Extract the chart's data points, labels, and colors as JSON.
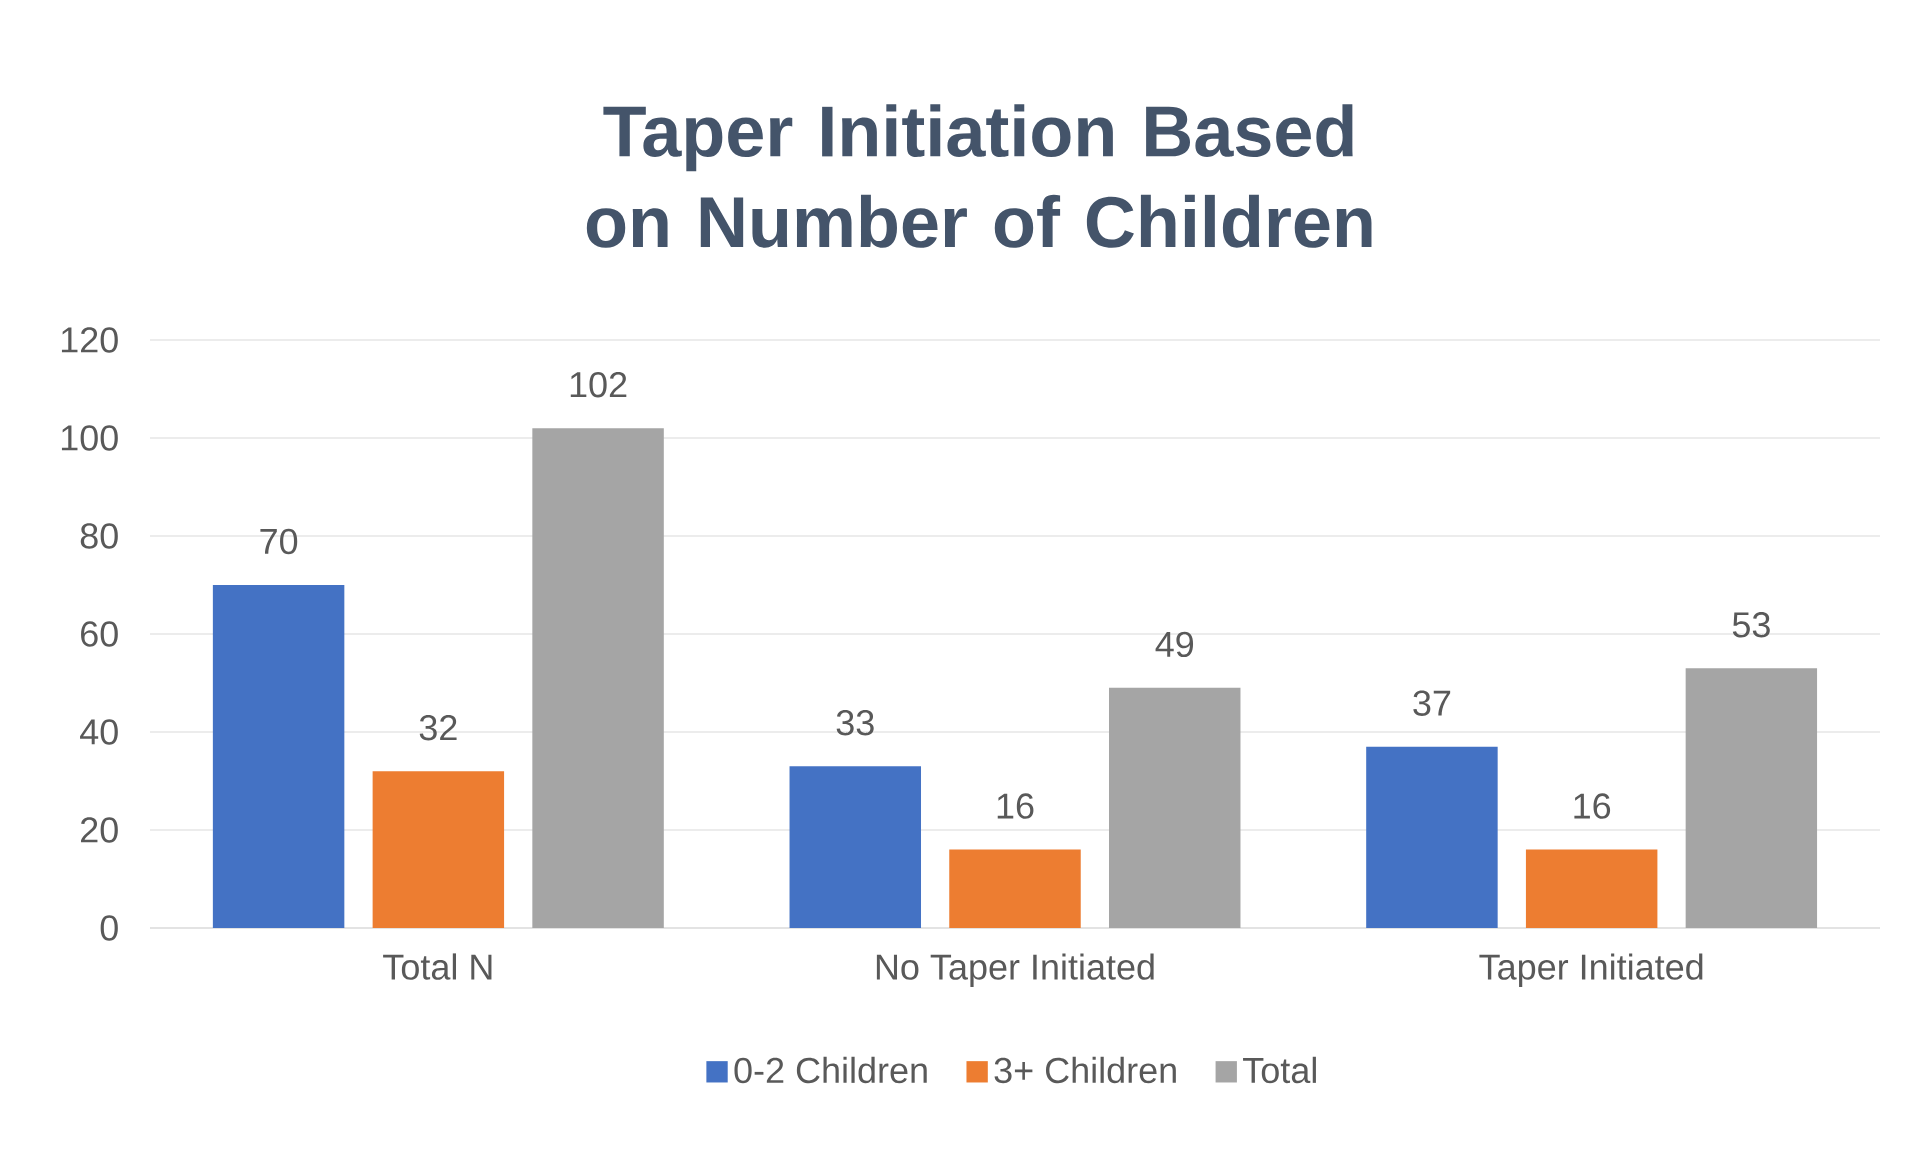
{
  "chart_data": {
    "type": "bar",
    "title": "Taper Initiation Based on Number of Children",
    "categories": [
      "Total N",
      "No Taper Initiated",
      "Taper Initiated"
    ],
    "series": [
      {
        "name": "0-2 Children",
        "color": "#4472c4",
        "values": [
          70,
          33,
          37
        ]
      },
      {
        "name": "3+ Children",
        "color": "#ed7d31",
        "values": [
          32,
          16,
          16
        ]
      },
      {
        "name": "Total",
        "color": "#a5a5a5",
        "values": [
          102,
          49,
          53
        ]
      }
    ],
    "ylim": [
      0,
      120
    ],
    "yticks": [
      0,
      20,
      40,
      60,
      80,
      100,
      120
    ],
    "grid": "y",
    "legend": "bottom",
    "data_labels": true
  }
}
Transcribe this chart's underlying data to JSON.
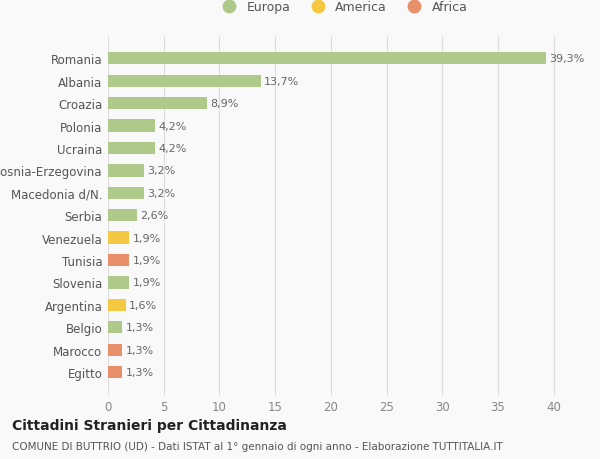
{
  "categories": [
    "Romania",
    "Albania",
    "Croazia",
    "Polonia",
    "Ucraina",
    "Bosnia-Erzegovina",
    "Macedonia d/N.",
    "Serbia",
    "Venezuela",
    "Tunisia",
    "Slovenia",
    "Argentina",
    "Belgio",
    "Marocco",
    "Egitto"
  ],
  "values": [
    39.3,
    13.7,
    8.9,
    4.2,
    4.2,
    3.2,
    3.2,
    2.6,
    1.9,
    1.9,
    1.9,
    1.6,
    1.3,
    1.3,
    1.3
  ],
  "labels": [
    "39,3%",
    "13,7%",
    "8,9%",
    "4,2%",
    "4,2%",
    "3,2%",
    "3,2%",
    "2,6%",
    "1,9%",
    "1,9%",
    "1,9%",
    "1,6%",
    "1,3%",
    "1,3%",
    "1,3%"
  ],
  "bar_colors": [
    "#aec98a",
    "#aec98a",
    "#aec98a",
    "#aec98a",
    "#aec98a",
    "#aec98a",
    "#aec98a",
    "#aec98a",
    "#f5c842",
    "#e8906a",
    "#aec98a",
    "#f5c842",
    "#aec98a",
    "#e8906a",
    "#e8906a"
  ],
  "legend_labels": [
    "Europa",
    "America",
    "Africa"
  ],
  "legend_colors": [
    "#aec98a",
    "#f5c842",
    "#e8906a"
  ],
  "xlim": [
    0,
    42
  ],
  "xticks": [
    0,
    5,
    10,
    15,
    20,
    25,
    30,
    35,
    40
  ],
  "title": "Cittadini Stranieri per Cittadinanza",
  "subtitle": "COMUNE DI BUTTRIO (UD) - Dati ISTAT al 1° gennaio di ogni anno - Elaborazione TUTTITALIA.IT",
  "bg_color": "#f9f9f9",
  "grid_color": "#dddddd",
  "bar_height": 0.55,
  "label_fontsize": 8,
  "ytick_fontsize": 8.5,
  "xtick_fontsize": 8.5,
  "title_fontsize": 10,
  "subtitle_fontsize": 7.5
}
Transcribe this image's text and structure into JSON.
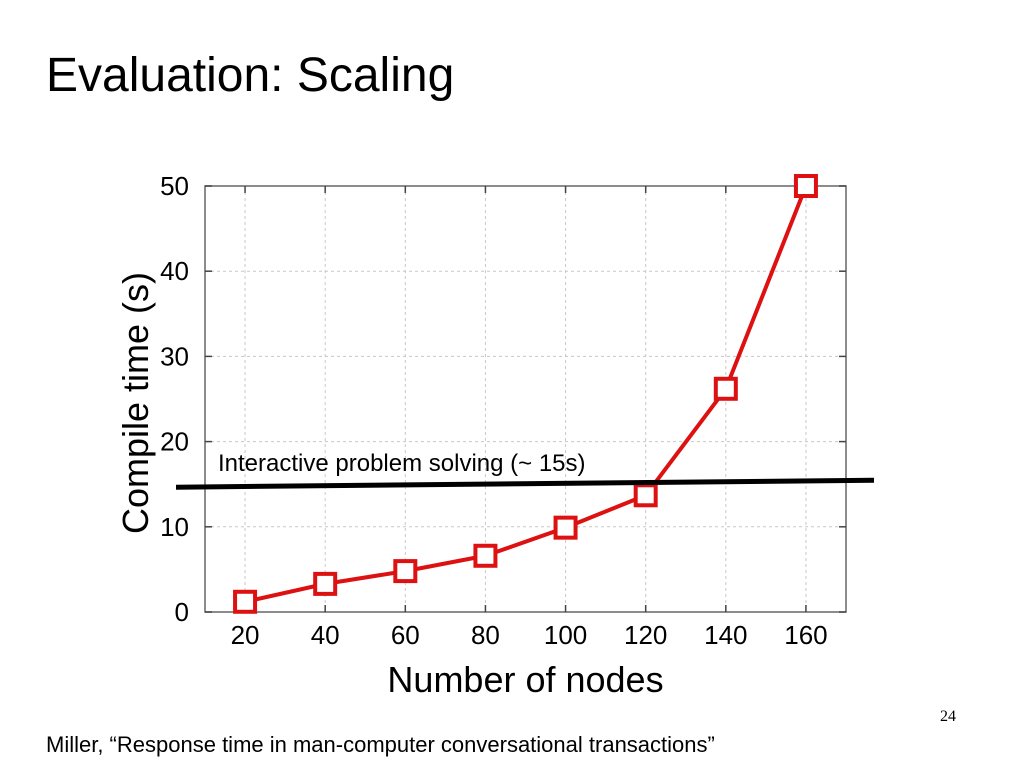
{
  "slide": {
    "title": "Evaluation: Scaling",
    "citation": "Miller, “Response time in man-computer conversational transactions”",
    "page_number": "24"
  },
  "chart_data": {
    "type": "line",
    "title": "",
    "xlabel": "Number of nodes",
    "ylabel": "Compile time (s)",
    "xlim": [
      10,
      170
    ],
    "ylim": [
      0,
      50
    ],
    "x_ticks": [
      20,
      40,
      60,
      80,
      100,
      120,
      140,
      160
    ],
    "y_ticks": [
      0,
      10,
      20,
      30,
      40,
      50
    ],
    "grid": true,
    "legend": "none",
    "series": [
      {
        "x": [
          20,
          40,
          60,
          80,
          100,
          120,
          140,
          160
        ],
        "y": [
          1.2,
          3.3,
          4.8,
          6.6,
          9.9,
          13.7,
          26.2,
          50
        ],
        "color": "#dd1111",
        "marker": "square-open"
      }
    ],
    "annotations": [
      {
        "text": "Interactive problem solving (~ 15s)",
        "y": 15,
        "color": "#000000"
      }
    ]
  }
}
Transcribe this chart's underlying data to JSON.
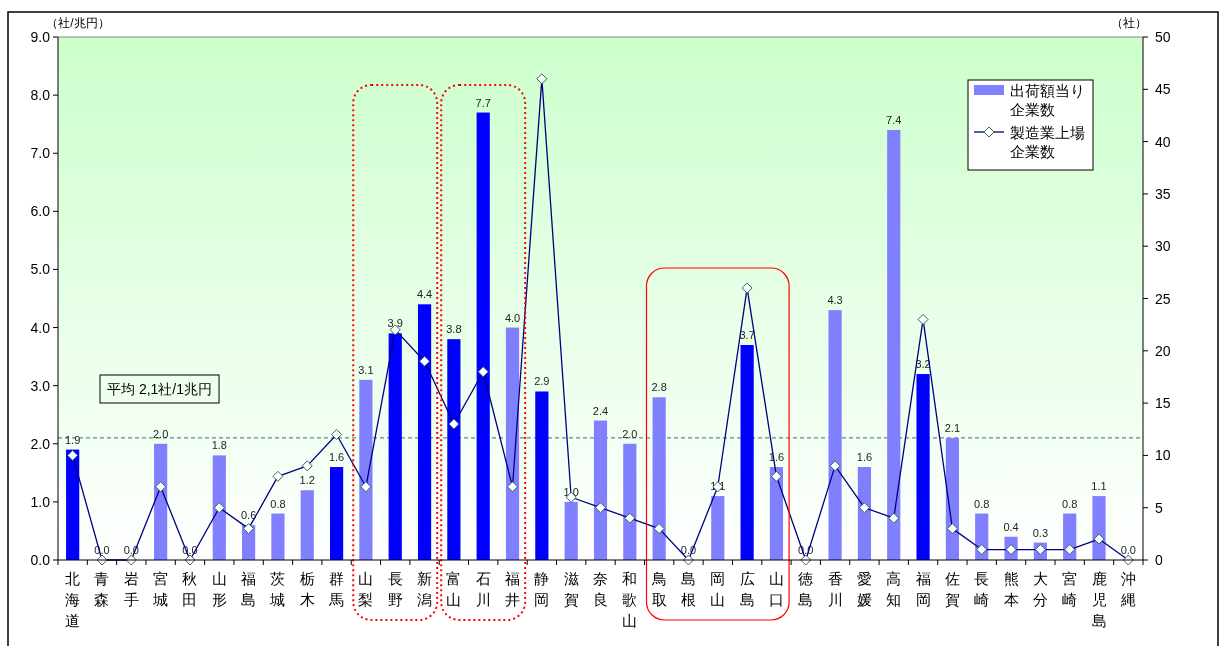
{
  "chart_data": {
    "type": "bar",
    "categories": [
      "北海道",
      "青森",
      "岩手",
      "宮城",
      "秋田",
      "山形",
      "福島",
      "茨城",
      "栃木",
      "群馬",
      "山梨",
      "長野",
      "新潟",
      "富山",
      "石川",
      "福井",
      "静岡",
      "滋賀",
      "奈良",
      "和歌山",
      "鳥取",
      "島根",
      "岡山",
      "広島",
      "山口",
      "徳島",
      "香川",
      "愛媛",
      "高知",
      "福岡",
      "佐賀",
      "長崎",
      "熊本",
      "大分",
      "宮崎",
      "鹿児島",
      "沖縄"
    ],
    "series": [
      {
        "name": "出荷額当り企業数",
        "color": "#8080ff",
        "value_labels": [
          "1.9",
          "0.0",
          "0.0",
          "2.0",
          "0.0",
          "1.8",
          "0.6",
          "0.8",
          "1.2",
          "1.6",
          "3.1",
          "3.9",
          "4.4",
          "3.8",
          "7.7",
          "4.0",
          "2.9",
          "1.0",
          "2.4",
          "2.0",
          "2.8",
          "0.0",
          "1.1",
          "3.7",
          "1.6",
          "0.0",
          "4.3",
          "1.6",
          "7.4",
          "3.2",
          "2.1",
          "0.8",
          "0.4",
          "0.3",
          "0.8",
          "1.1",
          "0.0"
        ],
        "colors": [
          "#0000ff",
          "#8080ff",
          "#8080ff",
          "#8080ff",
          "#8080ff",
          "#8080ff",
          "#8080ff",
          "#8080ff",
          "#8080ff",
          "#0000ff",
          "#8080ff",
          "#0000ff",
          "#0000ff",
          "#0000ff",
          "#0000ff",
          "#8080ff",
          "#0000ff",
          "#8080ff",
          "#8080ff",
          "#8080ff",
          "#8080ff",
          "#8080ff",
          "#8080ff",
          "#0000ff",
          "#8080ff",
          "#8080ff",
          "#8080ff",
          "#8080ff",
          "#8080ff",
          "#0000ff",
          "#8080ff",
          "#8080ff",
          "#8080ff",
          "#8080ff",
          "#8080ff",
          "#8080ff",
          "#8080ff"
        ],
        "values": [
          1.9,
          0,
          0,
          2.0,
          0,
          1.8,
          0.6,
          0.8,
          1.2,
          1.6,
          3.1,
          3.9,
          4.4,
          3.8,
          7.7,
          4.0,
          2.9,
          1.0,
          2.4,
          2.0,
          2.8,
          0,
          1.1,
          3.7,
          1.6,
          0,
          4.3,
          1.6,
          7.4,
          3.2,
          2.1,
          0.8,
          0.4,
          0.3,
          0.8,
          1.1,
          0
        ]
      },
      {
        "name": "製造業上場企業数",
        "type": "line",
        "axis": "y2",
        "color": "#000080",
        "marker": "diamond",
        "values": [
          10,
          0,
          0,
          7,
          0,
          5,
          3,
          8,
          9,
          12,
          7,
          22,
          19,
          13,
          18,
          7,
          46,
          6,
          5,
          4,
          3,
          0,
          7,
          26,
          8,
          0,
          9,
          5,
          4,
          23,
          3,
          1,
          1,
          1,
          1,
          2,
          0
        ]
      }
    ],
    "ylabel": "（社/兆円）",
    "y2label": "（社）",
    "ylim": [
      0,
      9
    ],
    "yticks": [
      {
        "value": 0,
        "label": "0.0"
      },
      {
        "value": 1,
        "label": "1.0"
      },
      {
        "value": 2,
        "label": "2.0"
      },
      {
        "value": 3,
        "label": "3.0"
      },
      {
        "value": 4,
        "label": "4.0"
      },
      {
        "value": 5,
        "label": "5.0"
      },
      {
        "value": 6,
        "label": "6.0"
      },
      {
        "value": 7,
        "label": "7.0"
      },
      {
        "value": 8,
        "label": "8.0"
      },
      {
        "value": 9,
        "label": "9.0"
      }
    ],
    "y2lim": [
      0,
      50
    ],
    "y2ticks": [
      0,
      5,
      10,
      15,
      20,
      25,
      30,
      35,
      40,
      45,
      50
    ],
    "ref_lines": [
      {
        "axis": "y",
        "value": 2.1,
        "color": "#5f8f8f",
        "line_style": "dashed"
      }
    ],
    "annotations": [
      "平均  2,1社/1兆円"
    ],
    "legend": "top right"
  }
}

## TASK REQUIREMENTS
From the data, collect all lines where the string "type" appears.

## OUTPUT FOR THIS TASK
    "type": "bar",
    "type": "line",
    "type": "bar",
        "type": "line",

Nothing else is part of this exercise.